## Directions
Write out all lines holding the word "Eficiencia".

## Listed records
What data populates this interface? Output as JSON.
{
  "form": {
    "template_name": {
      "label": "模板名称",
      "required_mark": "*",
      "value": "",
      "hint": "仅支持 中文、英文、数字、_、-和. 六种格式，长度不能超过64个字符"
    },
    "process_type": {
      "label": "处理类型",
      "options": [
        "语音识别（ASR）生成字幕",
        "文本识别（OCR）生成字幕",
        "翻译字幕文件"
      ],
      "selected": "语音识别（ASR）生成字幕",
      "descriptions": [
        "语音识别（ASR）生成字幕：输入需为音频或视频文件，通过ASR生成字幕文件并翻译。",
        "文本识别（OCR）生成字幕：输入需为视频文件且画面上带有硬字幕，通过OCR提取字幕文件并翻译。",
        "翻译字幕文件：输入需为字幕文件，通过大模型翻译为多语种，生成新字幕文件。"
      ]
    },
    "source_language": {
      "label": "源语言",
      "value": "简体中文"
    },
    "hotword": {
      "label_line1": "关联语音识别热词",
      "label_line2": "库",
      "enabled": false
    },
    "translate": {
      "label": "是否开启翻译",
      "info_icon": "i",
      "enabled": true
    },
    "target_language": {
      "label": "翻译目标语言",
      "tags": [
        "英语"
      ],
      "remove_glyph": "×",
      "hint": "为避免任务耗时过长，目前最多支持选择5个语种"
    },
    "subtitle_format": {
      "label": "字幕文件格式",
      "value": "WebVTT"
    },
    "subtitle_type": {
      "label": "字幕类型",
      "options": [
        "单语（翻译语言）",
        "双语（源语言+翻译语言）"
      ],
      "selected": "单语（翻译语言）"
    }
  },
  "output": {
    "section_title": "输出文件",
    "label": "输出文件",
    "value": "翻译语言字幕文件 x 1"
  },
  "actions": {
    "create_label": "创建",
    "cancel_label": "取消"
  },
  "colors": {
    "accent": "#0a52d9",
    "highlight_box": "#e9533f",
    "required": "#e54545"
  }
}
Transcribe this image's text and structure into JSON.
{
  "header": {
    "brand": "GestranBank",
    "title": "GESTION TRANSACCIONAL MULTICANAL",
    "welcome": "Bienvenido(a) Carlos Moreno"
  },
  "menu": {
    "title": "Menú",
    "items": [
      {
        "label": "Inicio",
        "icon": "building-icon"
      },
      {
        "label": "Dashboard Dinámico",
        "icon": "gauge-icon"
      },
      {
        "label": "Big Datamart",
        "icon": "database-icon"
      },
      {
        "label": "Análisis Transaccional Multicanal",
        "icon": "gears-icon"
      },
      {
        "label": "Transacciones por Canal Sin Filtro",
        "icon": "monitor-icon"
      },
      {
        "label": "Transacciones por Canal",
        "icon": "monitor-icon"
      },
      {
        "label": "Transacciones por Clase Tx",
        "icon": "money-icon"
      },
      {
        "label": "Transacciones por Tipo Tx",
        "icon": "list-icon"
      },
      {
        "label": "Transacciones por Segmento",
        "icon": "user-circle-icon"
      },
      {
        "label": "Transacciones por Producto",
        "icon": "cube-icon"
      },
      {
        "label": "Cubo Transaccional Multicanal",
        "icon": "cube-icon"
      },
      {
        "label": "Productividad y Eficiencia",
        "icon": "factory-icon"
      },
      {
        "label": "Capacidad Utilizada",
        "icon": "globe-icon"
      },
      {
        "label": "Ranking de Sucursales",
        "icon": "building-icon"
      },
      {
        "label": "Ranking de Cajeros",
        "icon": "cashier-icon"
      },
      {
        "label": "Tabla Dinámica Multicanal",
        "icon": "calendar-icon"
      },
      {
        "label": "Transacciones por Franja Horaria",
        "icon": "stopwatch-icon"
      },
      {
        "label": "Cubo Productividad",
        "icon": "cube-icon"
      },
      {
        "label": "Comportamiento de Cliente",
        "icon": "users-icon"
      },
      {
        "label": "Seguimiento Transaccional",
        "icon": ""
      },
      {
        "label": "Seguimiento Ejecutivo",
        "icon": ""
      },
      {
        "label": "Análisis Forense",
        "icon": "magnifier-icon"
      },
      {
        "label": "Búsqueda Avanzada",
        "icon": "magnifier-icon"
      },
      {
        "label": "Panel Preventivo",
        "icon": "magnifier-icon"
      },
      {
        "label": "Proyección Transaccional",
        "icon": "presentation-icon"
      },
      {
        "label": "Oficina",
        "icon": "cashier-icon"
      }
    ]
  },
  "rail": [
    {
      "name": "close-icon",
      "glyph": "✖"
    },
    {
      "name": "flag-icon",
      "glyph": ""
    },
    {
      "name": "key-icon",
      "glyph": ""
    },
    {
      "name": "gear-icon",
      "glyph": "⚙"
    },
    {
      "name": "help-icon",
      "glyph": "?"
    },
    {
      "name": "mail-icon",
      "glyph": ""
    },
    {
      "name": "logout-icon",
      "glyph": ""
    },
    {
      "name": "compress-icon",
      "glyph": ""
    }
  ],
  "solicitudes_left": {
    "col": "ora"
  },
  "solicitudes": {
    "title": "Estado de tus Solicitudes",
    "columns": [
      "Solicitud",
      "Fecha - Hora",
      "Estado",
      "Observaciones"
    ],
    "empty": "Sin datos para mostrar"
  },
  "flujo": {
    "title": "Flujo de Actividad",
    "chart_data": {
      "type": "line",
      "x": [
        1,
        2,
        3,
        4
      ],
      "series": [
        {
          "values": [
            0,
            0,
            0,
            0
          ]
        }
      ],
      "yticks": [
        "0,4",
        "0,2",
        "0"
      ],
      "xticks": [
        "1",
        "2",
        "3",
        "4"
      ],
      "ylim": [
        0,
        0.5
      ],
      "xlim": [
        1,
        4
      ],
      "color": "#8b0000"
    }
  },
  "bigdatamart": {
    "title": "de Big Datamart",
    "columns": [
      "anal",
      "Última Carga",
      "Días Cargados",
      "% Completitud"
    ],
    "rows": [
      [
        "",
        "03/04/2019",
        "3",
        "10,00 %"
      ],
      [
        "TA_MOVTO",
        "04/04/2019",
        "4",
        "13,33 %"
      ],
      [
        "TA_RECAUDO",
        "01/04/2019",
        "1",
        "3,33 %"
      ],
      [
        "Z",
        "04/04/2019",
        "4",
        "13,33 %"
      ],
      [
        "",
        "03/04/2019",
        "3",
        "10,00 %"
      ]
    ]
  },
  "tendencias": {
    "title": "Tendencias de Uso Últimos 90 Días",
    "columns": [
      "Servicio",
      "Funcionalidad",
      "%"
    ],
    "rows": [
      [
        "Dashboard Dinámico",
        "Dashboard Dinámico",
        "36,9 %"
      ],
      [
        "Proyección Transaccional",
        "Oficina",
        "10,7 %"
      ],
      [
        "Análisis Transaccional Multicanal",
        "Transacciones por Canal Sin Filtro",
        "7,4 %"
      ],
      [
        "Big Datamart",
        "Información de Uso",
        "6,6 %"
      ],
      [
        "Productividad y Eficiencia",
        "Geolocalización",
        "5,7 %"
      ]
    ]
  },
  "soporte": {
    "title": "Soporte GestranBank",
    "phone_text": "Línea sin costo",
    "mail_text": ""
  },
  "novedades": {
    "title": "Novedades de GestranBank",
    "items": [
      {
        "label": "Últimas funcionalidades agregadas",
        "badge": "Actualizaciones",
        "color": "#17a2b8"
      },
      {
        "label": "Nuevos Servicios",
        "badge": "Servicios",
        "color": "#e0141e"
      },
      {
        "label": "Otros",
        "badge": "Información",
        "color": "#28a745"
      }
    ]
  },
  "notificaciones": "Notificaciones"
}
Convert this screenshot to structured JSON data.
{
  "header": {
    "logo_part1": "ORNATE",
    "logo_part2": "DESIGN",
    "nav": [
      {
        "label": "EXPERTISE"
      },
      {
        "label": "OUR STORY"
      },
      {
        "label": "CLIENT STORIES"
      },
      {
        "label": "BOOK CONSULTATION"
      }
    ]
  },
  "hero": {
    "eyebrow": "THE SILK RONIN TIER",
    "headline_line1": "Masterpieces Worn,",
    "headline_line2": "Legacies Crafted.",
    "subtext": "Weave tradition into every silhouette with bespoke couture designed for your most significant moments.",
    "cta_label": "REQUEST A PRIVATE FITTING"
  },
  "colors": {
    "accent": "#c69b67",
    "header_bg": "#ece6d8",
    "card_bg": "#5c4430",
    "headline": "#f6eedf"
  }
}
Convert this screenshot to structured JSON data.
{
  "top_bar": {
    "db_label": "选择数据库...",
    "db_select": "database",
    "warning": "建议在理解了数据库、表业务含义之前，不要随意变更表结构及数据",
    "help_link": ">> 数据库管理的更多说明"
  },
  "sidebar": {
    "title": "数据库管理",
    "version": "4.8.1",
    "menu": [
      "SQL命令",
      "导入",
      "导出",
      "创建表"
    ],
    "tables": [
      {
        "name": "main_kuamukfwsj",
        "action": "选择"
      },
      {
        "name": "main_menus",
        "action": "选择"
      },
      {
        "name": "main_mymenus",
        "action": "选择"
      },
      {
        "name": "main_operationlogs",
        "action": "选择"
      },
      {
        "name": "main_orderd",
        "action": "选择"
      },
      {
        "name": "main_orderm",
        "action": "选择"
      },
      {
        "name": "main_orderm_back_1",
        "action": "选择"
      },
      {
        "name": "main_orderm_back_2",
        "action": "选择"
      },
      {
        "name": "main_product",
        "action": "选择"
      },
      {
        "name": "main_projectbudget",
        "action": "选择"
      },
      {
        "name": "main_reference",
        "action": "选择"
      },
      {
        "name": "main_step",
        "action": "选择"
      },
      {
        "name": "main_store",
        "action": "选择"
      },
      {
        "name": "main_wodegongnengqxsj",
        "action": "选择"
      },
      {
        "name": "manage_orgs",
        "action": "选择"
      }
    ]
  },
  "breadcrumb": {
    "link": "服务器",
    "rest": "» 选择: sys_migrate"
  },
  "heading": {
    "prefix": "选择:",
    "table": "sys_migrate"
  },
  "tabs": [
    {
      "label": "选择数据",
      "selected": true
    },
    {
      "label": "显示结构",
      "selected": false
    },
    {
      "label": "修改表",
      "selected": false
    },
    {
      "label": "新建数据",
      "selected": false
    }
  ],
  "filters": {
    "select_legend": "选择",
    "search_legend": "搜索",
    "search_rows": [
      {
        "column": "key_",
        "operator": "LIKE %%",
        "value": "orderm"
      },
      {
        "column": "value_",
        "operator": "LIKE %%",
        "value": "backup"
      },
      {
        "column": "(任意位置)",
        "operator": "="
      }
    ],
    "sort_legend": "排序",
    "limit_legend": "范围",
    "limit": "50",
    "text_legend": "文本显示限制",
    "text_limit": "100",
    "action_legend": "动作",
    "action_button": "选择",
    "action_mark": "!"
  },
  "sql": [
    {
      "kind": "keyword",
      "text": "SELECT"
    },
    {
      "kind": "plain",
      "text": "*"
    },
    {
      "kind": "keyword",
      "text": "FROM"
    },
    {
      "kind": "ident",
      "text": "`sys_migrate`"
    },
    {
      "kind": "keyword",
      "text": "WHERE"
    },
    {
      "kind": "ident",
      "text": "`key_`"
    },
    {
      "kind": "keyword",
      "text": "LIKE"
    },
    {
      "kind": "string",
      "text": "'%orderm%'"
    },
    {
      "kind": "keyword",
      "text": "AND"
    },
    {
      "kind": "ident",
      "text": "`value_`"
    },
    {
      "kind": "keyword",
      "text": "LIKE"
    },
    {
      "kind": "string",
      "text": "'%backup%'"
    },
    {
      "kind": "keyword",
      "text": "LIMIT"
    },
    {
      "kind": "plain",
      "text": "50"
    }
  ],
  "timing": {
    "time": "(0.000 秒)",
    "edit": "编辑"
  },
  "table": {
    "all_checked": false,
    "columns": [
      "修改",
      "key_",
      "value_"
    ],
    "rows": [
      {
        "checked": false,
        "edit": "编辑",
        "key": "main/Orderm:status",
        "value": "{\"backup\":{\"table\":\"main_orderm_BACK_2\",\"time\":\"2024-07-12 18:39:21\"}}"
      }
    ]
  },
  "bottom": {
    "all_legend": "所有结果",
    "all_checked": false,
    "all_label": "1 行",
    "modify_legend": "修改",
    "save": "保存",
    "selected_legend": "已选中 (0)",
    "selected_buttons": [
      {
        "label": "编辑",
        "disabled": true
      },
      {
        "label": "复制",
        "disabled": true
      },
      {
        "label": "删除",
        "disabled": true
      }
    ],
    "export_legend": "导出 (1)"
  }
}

## Exercise result
        "label": "Productividad y Eficiencia",
        "Productividad y Eficiencia",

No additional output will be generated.